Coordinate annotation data
<<<<

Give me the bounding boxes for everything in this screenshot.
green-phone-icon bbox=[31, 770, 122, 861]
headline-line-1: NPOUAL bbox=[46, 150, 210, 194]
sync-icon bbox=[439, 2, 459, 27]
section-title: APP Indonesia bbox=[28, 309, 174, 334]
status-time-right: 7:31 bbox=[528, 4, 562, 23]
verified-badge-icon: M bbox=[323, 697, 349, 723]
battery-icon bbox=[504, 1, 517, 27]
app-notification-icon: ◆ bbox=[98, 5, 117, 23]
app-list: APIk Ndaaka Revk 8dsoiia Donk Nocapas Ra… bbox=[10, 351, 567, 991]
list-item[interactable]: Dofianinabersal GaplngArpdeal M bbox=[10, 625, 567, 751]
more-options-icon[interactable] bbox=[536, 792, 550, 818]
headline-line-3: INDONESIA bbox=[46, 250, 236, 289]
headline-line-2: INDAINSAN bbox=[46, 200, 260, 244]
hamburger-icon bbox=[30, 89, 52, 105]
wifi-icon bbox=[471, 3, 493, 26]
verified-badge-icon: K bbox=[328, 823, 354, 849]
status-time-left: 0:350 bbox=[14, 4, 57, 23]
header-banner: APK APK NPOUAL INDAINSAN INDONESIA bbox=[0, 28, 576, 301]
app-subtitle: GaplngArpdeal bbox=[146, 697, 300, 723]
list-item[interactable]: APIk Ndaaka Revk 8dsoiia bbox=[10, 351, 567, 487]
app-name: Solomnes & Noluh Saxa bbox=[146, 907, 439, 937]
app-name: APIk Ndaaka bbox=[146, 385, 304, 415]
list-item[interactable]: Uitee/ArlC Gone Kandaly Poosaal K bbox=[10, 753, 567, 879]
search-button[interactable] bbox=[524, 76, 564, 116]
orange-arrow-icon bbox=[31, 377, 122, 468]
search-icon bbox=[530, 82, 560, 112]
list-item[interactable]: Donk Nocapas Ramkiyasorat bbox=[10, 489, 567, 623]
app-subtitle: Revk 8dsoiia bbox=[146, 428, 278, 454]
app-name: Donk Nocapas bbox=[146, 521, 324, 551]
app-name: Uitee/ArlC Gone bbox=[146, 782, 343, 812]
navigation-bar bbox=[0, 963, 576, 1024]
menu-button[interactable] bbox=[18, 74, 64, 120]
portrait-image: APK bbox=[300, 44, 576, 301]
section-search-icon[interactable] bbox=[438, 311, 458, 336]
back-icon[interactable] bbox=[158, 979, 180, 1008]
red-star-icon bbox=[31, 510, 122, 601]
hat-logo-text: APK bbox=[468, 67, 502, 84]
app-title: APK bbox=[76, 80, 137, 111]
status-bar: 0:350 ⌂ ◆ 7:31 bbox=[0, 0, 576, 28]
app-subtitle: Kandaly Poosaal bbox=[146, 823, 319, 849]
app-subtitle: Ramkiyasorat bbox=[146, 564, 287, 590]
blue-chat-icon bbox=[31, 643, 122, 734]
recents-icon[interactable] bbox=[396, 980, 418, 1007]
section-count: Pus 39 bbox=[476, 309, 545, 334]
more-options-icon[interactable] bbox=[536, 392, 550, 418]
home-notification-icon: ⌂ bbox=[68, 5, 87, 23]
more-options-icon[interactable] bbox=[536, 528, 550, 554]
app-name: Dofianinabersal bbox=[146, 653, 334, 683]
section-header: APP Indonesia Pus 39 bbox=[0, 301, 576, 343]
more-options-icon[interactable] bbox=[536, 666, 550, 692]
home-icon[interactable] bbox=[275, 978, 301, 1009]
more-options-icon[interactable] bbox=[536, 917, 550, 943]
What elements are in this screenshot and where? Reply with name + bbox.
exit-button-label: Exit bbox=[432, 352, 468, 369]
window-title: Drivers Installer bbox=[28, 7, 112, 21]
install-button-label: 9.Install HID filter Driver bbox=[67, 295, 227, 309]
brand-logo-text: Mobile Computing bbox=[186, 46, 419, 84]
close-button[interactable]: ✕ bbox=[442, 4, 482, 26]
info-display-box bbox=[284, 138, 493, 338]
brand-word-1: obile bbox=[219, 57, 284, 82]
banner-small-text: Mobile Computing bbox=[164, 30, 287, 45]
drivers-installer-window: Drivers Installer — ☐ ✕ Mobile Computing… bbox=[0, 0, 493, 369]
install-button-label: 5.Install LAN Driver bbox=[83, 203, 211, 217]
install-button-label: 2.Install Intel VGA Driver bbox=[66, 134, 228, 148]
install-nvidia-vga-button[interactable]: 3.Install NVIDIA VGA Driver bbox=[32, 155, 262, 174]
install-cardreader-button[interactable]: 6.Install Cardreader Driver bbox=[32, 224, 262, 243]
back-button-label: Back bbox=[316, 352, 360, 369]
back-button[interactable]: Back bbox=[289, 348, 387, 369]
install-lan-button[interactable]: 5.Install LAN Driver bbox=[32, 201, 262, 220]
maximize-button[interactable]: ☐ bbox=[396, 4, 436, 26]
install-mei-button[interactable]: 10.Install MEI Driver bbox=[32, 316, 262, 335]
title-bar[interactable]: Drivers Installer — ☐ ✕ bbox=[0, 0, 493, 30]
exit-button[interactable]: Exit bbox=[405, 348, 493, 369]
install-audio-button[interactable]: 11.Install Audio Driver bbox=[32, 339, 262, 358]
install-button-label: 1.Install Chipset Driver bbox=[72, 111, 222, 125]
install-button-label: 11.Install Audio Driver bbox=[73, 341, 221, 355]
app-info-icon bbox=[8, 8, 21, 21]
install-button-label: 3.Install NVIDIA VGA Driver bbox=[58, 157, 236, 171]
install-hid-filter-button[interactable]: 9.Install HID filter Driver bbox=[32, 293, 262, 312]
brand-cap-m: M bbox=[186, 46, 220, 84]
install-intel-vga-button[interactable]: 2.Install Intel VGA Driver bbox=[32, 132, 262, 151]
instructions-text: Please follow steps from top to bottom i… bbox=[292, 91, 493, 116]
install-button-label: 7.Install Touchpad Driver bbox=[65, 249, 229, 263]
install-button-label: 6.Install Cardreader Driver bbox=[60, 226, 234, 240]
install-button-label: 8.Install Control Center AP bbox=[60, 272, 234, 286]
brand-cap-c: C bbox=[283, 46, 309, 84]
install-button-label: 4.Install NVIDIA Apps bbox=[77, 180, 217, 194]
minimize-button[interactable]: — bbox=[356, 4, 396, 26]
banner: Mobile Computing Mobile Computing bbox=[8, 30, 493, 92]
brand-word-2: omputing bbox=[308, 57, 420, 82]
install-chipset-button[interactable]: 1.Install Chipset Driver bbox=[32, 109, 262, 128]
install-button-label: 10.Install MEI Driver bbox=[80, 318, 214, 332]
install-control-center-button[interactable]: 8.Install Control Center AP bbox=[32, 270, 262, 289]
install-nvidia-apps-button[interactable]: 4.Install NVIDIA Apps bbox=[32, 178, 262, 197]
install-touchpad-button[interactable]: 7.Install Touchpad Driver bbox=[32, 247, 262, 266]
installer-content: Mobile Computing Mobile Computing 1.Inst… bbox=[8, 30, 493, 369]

>>>>

*WRITTEN REQUEST:* Return the data verbatim from its first line through the line containing "app-notification-icon: ◆ bbox=[98, 5, 117, 23]", with both of those lines included and nothing else.

*RESPONSE FOR THIS EXERCISE:*
Give me the bounding boxes for everything in this screenshot.
green-phone-icon bbox=[31, 770, 122, 861]
headline-line-1: NPOUAL bbox=[46, 150, 210, 194]
sync-icon bbox=[439, 2, 459, 27]
section-title: APP Indonesia bbox=[28, 309, 174, 334]
status-time-right: 7:31 bbox=[528, 4, 562, 23]
verified-badge-icon: M bbox=[323, 697, 349, 723]
battery-icon bbox=[504, 1, 517, 27]
app-notification-icon: ◆ bbox=[98, 5, 117, 23]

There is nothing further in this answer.